## [Page text]
Other Facial Acupoints
Two cranial nerves, the trigeminal nerve (V) and the facial nerve (VII; see Figure 5-3), are involved in the formation of facial acupoints. The trigeminal nerve contains both sensory (afferent) and motor (efferent) nerves and is responsible for general sensations in the skin of the face and front of the head as well as controlling the chewing muscles. The two types of facial muscles are the muscles of mastication (chewing) and the muscles of facial expression. Two important muscles of mastication, the temporalis and masseter muscles, are innervated by the motor nerves of the trigeminal nerve. The acupoints formed in those two muscles are essential in treating some headaches and facial symptoms such as temporomandibular joint syndrome (TMJ) and facial paralysis.

## [Extracted information]
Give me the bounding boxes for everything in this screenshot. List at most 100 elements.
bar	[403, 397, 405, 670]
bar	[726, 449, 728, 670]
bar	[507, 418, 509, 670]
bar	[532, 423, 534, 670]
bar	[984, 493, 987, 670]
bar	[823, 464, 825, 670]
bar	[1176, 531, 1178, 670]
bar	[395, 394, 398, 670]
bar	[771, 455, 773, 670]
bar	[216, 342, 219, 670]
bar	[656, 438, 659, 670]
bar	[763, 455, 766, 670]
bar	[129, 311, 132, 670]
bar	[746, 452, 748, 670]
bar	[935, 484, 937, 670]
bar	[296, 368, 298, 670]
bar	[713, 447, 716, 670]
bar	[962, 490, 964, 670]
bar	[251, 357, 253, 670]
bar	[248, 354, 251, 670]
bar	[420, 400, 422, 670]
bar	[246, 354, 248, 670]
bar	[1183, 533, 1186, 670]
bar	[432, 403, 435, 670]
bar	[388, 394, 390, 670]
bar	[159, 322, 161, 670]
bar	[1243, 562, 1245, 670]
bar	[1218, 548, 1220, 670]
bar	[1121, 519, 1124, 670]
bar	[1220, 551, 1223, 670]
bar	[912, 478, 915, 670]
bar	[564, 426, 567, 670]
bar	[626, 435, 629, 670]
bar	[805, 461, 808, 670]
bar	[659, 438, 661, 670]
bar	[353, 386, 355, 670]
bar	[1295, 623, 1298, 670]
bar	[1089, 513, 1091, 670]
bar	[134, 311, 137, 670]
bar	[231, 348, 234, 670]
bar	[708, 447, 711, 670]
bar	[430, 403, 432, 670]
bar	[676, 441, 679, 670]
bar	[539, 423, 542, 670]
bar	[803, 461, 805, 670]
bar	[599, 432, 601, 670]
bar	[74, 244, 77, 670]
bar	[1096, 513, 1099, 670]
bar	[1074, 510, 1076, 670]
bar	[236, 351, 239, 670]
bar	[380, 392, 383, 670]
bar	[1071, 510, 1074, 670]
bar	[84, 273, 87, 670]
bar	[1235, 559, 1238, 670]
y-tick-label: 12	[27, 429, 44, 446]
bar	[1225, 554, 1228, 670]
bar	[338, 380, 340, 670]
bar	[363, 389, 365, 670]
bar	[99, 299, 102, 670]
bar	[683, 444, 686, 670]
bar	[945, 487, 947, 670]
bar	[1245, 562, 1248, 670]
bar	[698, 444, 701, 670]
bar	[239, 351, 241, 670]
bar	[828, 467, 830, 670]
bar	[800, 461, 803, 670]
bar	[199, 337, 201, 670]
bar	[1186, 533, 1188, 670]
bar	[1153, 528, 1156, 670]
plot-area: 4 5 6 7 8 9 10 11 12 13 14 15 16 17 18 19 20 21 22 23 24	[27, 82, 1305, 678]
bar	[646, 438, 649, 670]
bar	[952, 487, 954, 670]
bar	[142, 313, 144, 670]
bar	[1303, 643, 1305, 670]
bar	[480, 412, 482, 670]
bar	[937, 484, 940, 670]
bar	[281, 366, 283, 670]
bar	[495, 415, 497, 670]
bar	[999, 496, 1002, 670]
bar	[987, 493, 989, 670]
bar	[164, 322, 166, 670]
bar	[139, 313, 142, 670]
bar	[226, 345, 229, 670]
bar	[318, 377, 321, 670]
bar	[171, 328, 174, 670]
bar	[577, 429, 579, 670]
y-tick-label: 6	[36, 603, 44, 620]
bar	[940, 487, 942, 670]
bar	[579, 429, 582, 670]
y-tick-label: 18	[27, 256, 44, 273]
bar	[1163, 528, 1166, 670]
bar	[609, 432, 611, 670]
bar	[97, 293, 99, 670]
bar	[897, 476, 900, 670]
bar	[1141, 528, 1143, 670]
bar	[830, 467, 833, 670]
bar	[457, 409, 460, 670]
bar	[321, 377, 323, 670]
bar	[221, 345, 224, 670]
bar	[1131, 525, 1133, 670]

## [Things to do]
- 1) The passage on facial acupoints says the temporalis and masseter muscles are supplied by the trigeminal nerve. Using the passage, explain in one to three sentences why that nerve is the one that controls them.
- 2) List every condition or symptom that the passage on facial acupoints says acupoints in the temporalis and masseter muscles help treat.

## [Answers below]
- 1) The temporalis and masseter are muscles of mastication, or chewing muscles. The trigeminal nerve contains motor (efferent) nerves and is responsible for controlling the chewing muscles, so its motor nerves innervate these two muscles.

- 2)
- some headaches
- temporomandibular joint syndrome (TMJ)
- facial paralysis